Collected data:
►

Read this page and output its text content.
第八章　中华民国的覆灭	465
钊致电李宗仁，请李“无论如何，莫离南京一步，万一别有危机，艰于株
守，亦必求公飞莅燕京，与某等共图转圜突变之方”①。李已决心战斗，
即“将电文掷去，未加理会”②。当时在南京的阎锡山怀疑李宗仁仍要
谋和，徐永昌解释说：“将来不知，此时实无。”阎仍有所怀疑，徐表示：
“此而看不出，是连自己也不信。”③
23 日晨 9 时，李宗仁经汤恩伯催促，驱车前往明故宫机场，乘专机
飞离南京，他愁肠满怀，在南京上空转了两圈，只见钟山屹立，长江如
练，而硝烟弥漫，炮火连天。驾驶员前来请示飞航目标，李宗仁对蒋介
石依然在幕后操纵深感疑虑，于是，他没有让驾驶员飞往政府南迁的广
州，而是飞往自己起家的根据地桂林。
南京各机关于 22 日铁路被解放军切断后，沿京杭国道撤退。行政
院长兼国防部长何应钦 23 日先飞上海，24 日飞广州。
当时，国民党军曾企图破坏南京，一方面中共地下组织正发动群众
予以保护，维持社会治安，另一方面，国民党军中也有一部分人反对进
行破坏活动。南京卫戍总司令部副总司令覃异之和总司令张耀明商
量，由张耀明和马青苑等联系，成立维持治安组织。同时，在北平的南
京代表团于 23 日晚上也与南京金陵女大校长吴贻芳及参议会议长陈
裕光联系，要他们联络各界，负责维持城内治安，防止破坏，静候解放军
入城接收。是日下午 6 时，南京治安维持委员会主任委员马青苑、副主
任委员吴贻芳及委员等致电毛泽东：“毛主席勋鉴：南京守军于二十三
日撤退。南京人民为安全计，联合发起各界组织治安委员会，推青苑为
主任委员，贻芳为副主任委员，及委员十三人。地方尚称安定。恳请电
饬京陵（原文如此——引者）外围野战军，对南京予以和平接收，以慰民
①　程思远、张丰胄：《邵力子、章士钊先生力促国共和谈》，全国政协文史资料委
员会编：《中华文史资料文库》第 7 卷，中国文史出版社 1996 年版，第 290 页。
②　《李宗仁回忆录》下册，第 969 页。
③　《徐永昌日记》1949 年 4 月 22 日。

◄

→ DIRECTIONS
Type out all of the material again, word for word.

→ TASK RESULT
Read this page and output its text content.
第八章　中华民国的覆灭	465
钊致电李宗仁，请李“无论如何，莫离南京一步，万一别有危机，艰于株
守，亦必求公飞莅燕京，与某等共图转圜突变之方”①。李已决心战斗，
即“将电文掷去，未加理会”②。当时在南京的阎锡山怀疑李宗仁仍要
谋和，徐永昌解释说：“将来不知，此时实无。”阎仍有所怀疑，徐表示：
“此而看不出，是连自己也不信。”③
23 日晨 9 时，李宗仁经汤恩伯催促，驱车前往明故宫机场，乘专机
飞离南京，他愁肠满怀，在南京上空转了两圈，只见钟山屹立，长江如
练，而硝烟弥漫，炮火连天。驾驶员前来请示飞航目标，李宗仁对蒋介
石依然在幕后操纵深感疑虑，于是，他没有让驾驶员飞往政府南迁的广
州，而是飞往自己起家的根据地桂林。
南京各机关于 22 日铁路被解放军切断后，沿京杭国道撤退。行政
院长兼国防部长何应钦 23 日先飞上海，24 日飞广州。
当时，国民党军曾企图破坏南京，一方面中共地下组织正发动群众
予以保护，维持社会治安，另一方面，国民党军中也有一部分人反对进
行破坏活动。南京卫戍总司令部副总司令覃异之和总司令张耀明商
量，由张耀明和马青苑等联系，成立维持治安组织。同时，在北平的南
京代表团于 23 日晚上也与南京金陵女大校长吴贻芳及参议会议长陈
裕光联系，要他们联络各界，负责维持城内治安，防止破坏，静候解放军
入城接收。是日下午 6 时，南京治安维持委员会主任委员马青苑、副主
任委员吴贻芳及委员等致电毛泽东：“毛主席勋鉴：南京守军于二十三
日撤退。南京人民为安全计，联合发起各界组织治安委员会，推青苑为
主任委员，贻芳为副主任委员，及委员十三人。地方尚称安定。恳请电
饬京陵（原文如此——引者）外围野战军，对南京予以和平接收，以慰民
①　程思远、张丰胄：《邵力子、章士钊先生力促国共和谈》，全国政协文史资料委
员会编：《中华文史资料文库》第 7 卷，中国文史出版社 1996 年版，第 290 页。
②　《李宗仁回忆录》下册，第 969 页。
③　《徐永昌日记》1949 年 4 月 22 日。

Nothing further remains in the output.